Exercise materials:
— START —

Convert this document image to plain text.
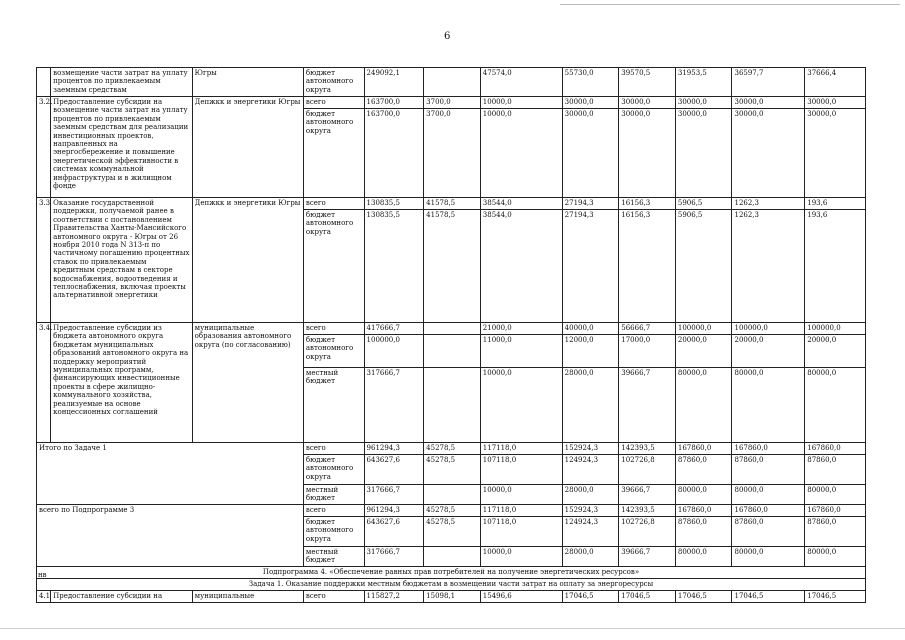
6
	возмещение части затрат на уплату процентов по привлекаемым заемным средствам	Югры	бюджет автономного округа	249092,1		47574,0	55730,0	39570,5	31953,5	36597,7	37666,4
3.2.	Предоставление субсидии на возмещение части затрат на уплату процентов по привлекаемым заемным средствам для реализации инвестиционных проектов, направленных на энергосбережение и повышение энергетической эффективности в системах коммунальной инфраструктуры и в жилищном фонде	Депжкк и энергетики Югры	всего	163700,0	3700,0	10000,0	30000,0	30000,0	30000,0	30000,0	30000,0
			бюджет автономного округа	163700,0	3700,0	10000,0	30000,0	30000,0	30000,0	30000,0	30000,0
3.3	Оказание государственной поддержки, получаемой ранее в соответствии с постановлением Правительства Ханты-Мансийского автономного округа - Югры от 26 ноября 2010 года N 313-п по частичному погашению процентных ставок по привлекаемым кредитным средствам в секторе водоснабжения, водоотведения и теплоснабжения, включая проекты альтернативной энергетики	Депжкк и энергетики Югры	всего	130835,5	41578,5	38544,0	27194,3	16156,3	5906,5	1262,3	193,6
			бюджет автономного округа	130835,5	41578,5	38544,0	27194,3	16156,3	5906,5	1262,3	193,6
3.4.	Предоставление субсидии из бюджета автономного округа бюджетам муниципальных образований автономного округа на поддержку мероприятий муниципальных программ, финансирующих инвестиционные проекты в сфере жилищно-коммунального хозяйства, реализуемые на основе концессионных соглашений	муниципальные образования автономного округа (по согласованию)	всего	417666,7		21000,0	40000,0	56666,7	100000,0	100000,0	100000,0
			бюджет автономного округа	100000,0		11000,0	12000,0	17000,0	20000,0	20000,0	20000,0
			местный бюджет	317666,7		10000,0	28000,0	39666,7	80000,0	80000,0	80000,0
Итого по Задаче 1			всего	961294,3	45278,5	117118,0	152924,3	142393,5	167860,0	167860,0	167860,0
			бюджет автономного округа	643627,6	45278,5	107118,0	124924,3	102726,8	87860,0	87860,0	87860,0
			местный бюджет	317666,7		10000,0	28000,0	39666,7	80000,0	80000,0	80000,0
всего по Подпрограмме 3			всего	961294,3	45278,5	117118,0	152924,3	142393,5	167860,0	167860,0	167860,0
			бюджет автономного округа	643627,6	45278,5	107118,0	124924,3	102726,8	87860,0	87860,0	87860,0
			местный бюджет	317666,7		10000,0	28000,0	39666,7	80000,0	80000,0	80000,0
Подпрограмма 4. «Обеспечение равных прав потребителей на получение энергетических ресурсов»											
Задача 1. Оказание поддержки местным бюджетам в возмещении части затрат на оплату за энергоресурсы											
4.1	Предоставление субсидии на	муниципальные	всего	115827,2	15098,1	15496,6	17046,5	17046,5	17046,5	17046,5	17046,5
нв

— END —

Exercise:
The listing above needs to be output again exactly. Don't include the pictures.

Full solution:
Convert this document image to plain text.
6
	возмещение части затрат на уплату процентов по привлекаемым заемным средствам	Югры	бюджет автономного округа	249092,1		47574,0	55730,0	39570,5	31953,5	36597,7	37666,4
3.2.	Предоставление субсидии на возмещение части затрат на уплату процентов по привлекаемым заемным средствам для реализации инвестиционных проектов, направленных на энергосбережение и повышение энергетической эффективности в системах коммунальной инфраструктуры и в жилищном фонде	Депжкк и энергетики Югры	всего	163700,0	3700,0	10000,0	30000,0	30000,0	30000,0	30000,0	30000,0
			бюджет автономного округа	163700,0	3700,0	10000,0	30000,0	30000,0	30000,0	30000,0	30000,0
3.3	Оказание государственной поддержки, получаемой ранее в соответствии с постановлением Правительства Ханты-Мансийского автономного округа - Югры от 26 ноября 2010 года N 313-п по частичному погашению процентных ставок по привлекаемым кредитным средствам в секторе водоснабжения, водоотведения и теплоснабжения, включая проекты альтернативной энергетики	Депжкк и энергетики Югры	всего	130835,5	41578,5	38544,0	27194,3	16156,3	5906,5	1262,3	193,6
			бюджет автономного округа	130835,5	41578,5	38544,0	27194,3	16156,3	5906,5	1262,3	193,6
3.4.	Предоставление субсидии из бюджета автономного округа бюджетам муниципальных образований автономного округа на поддержку мероприятий муниципальных программ, финансирующих инвестиционные проекты в сфере жилищно-коммунального хозяйства, реализуемые на основе концессионных соглашений	муниципальные образования автономного округа (по согласованию)	всего	417666,7		21000,0	40000,0	56666,7	100000,0	100000,0	100000,0
			бюджет автономного округа	100000,0		11000,0	12000,0	17000,0	20000,0	20000,0	20000,0
			местный бюджет	317666,7		10000,0	28000,0	39666,7	80000,0	80000,0	80000,0
Итого по Задаче 1			всего	961294,3	45278,5	117118,0	152924,3	142393,5	167860,0	167860,0	167860,0
			бюджет автономного округа	643627,6	45278,5	107118,0	124924,3	102726,8	87860,0	87860,0	87860,0
			местный бюджет	317666,7		10000,0	28000,0	39666,7	80000,0	80000,0	80000,0
всего по Подпрограмме 3			всего	961294,3	45278,5	117118,0	152924,3	142393,5	167860,0	167860,0	167860,0
			бюджет автономного округа	643627,6	45278,5	107118,0	124924,3	102726,8	87860,0	87860,0	87860,0
			местный бюджет	317666,7		10000,0	28000,0	39666,7	80000,0	80000,0	80000,0
Подпрограмма 4. «Обеспечение равных прав потребителей на получение энергетических ресурсов»											
Задача 1. Оказание поддержки местным бюджетам в возмещении части затрат на оплату за энергоресурсы											
4.1	Предоставление субсидии на	муниципальные	всего	115827,2	15098,1	15496,6	17046,5	17046,5	17046,5	17046,5	17046,5
нв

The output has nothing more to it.